** WHAT TO DO **
The exercise asks you to copy every line below in which "dire" appears.

** RECORDS TO USE **
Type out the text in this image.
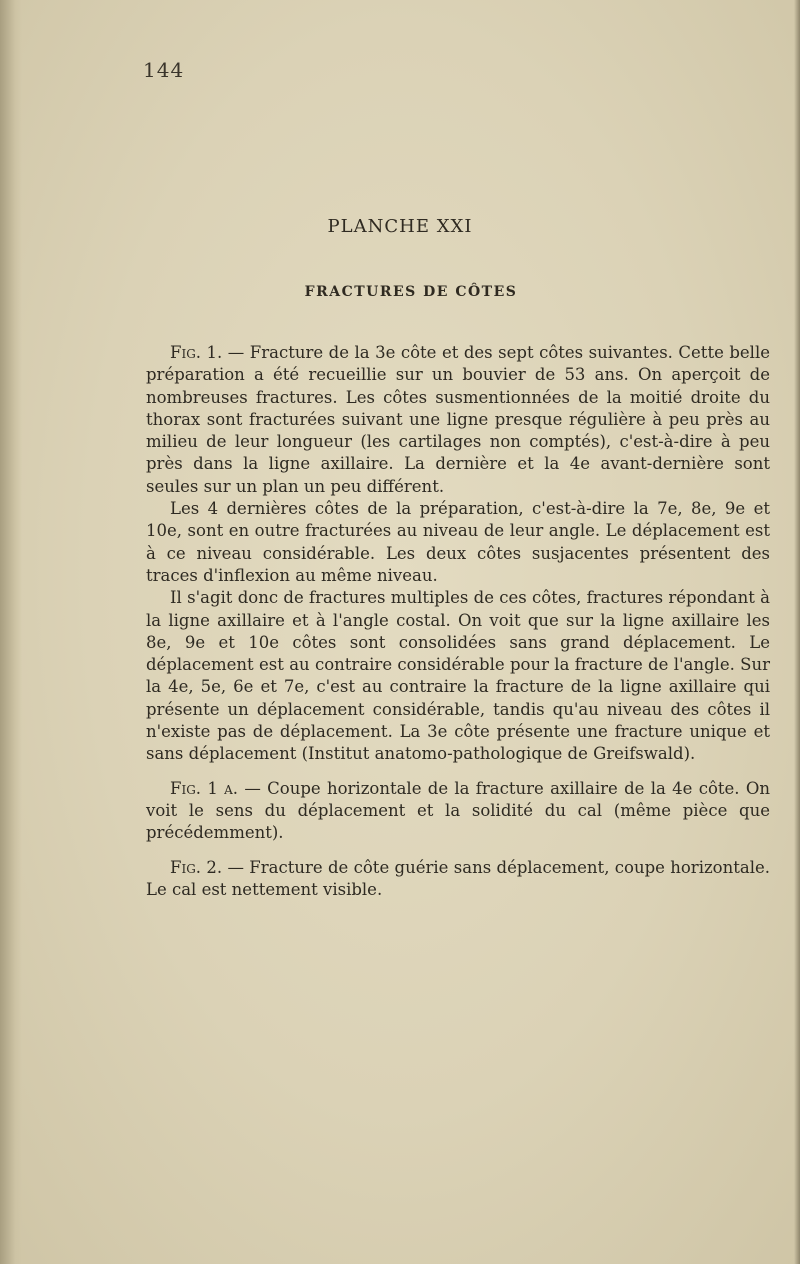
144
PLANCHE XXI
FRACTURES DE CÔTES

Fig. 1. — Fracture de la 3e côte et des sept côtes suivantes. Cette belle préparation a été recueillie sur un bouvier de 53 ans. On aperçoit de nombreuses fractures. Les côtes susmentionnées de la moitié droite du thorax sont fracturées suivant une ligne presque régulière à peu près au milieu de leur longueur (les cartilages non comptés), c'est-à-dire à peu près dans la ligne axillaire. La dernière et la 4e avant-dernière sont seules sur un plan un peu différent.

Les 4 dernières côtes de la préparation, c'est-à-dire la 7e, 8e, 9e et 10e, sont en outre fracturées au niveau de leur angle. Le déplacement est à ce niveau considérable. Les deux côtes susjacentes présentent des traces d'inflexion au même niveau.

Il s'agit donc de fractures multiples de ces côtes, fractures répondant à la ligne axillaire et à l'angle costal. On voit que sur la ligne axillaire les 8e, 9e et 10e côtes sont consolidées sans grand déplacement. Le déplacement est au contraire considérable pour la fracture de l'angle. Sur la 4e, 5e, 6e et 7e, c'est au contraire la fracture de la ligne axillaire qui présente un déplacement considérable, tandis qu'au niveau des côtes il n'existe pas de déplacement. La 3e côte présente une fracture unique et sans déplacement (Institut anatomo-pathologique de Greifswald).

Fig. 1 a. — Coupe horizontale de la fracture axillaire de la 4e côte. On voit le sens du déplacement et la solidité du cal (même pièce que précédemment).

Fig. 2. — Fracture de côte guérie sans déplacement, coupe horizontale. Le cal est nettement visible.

...

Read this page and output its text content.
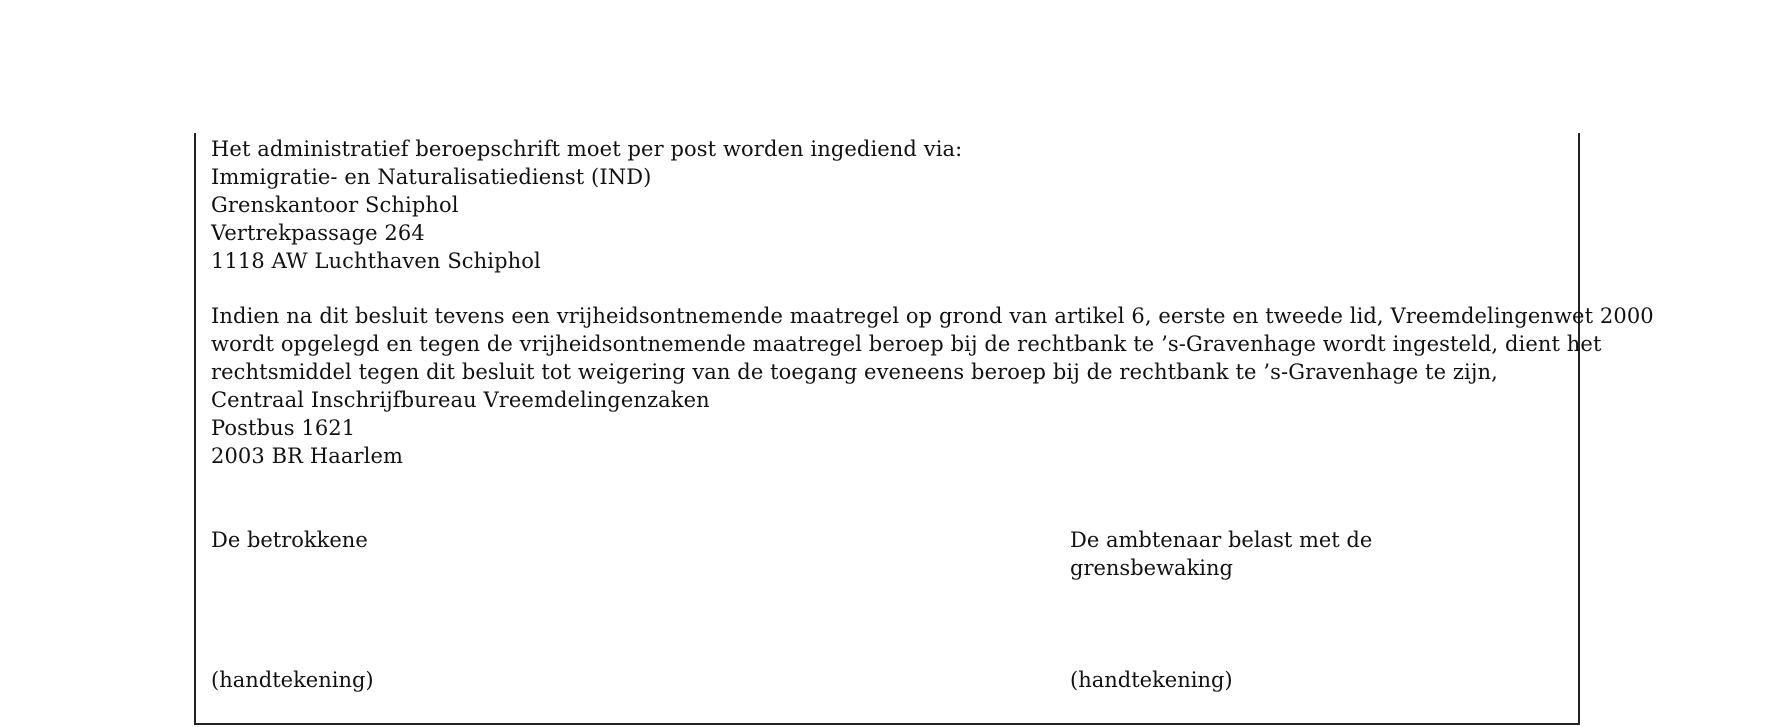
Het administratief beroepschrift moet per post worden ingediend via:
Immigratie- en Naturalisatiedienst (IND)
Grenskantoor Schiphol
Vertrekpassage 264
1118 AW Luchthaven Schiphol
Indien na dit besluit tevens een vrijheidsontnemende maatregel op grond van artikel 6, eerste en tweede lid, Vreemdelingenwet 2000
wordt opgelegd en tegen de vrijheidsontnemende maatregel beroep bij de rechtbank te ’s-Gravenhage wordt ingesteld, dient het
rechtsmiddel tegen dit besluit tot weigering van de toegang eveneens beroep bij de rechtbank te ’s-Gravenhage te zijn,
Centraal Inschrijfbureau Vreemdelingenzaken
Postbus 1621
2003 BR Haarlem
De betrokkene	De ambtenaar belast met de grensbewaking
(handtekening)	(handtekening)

** CORRECT OUTPUT **
Fig. 1. — Fracture de la 3e côte et des sept côtes suivantes. Cette belle préparation a été recueillie sur un bouvier de 53 ans. On aperçoit de nombreuses fractures. Les côtes susmentionnées de la moitié droite du thorax sont fracturées suivant une ligne presque régulière à peu près au milieu de leur longueur (les cartilages non comptés), c'est-à-dire à peu près dans la ligne axillaire. La dernière et la 4e avant-dernière sont seules sur un plan un peu différent.
Les 4 dernières côtes de la préparation, c'est-à-dire la 7e, 8e, 9e et 10e, sont en outre fracturées au niveau de leur angle. Le déplacement est à ce niveau considérable. Les deux côtes susjacentes présentent des traces d'inflexion au même niveau.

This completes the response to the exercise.